GIVEN ENTRIES:
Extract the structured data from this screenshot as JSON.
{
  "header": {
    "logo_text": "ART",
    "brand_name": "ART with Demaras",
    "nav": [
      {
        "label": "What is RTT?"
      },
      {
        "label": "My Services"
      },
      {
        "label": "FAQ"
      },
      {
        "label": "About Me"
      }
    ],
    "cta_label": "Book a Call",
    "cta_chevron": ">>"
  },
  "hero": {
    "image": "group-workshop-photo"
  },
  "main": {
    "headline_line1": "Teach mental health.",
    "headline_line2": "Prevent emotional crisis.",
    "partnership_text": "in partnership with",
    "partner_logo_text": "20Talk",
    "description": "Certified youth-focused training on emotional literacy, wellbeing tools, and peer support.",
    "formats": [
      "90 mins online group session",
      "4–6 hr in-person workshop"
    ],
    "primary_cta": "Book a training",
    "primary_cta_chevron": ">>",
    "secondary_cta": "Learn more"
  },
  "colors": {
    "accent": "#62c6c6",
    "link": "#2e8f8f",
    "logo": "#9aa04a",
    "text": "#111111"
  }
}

WHAT THIS TASK INVOLVES:
Look through the records and gather every line containing "Book".

EXERCISE OUTPUT:
    "cta_label": "Book a Call",
    "primary_cta": "Book a training",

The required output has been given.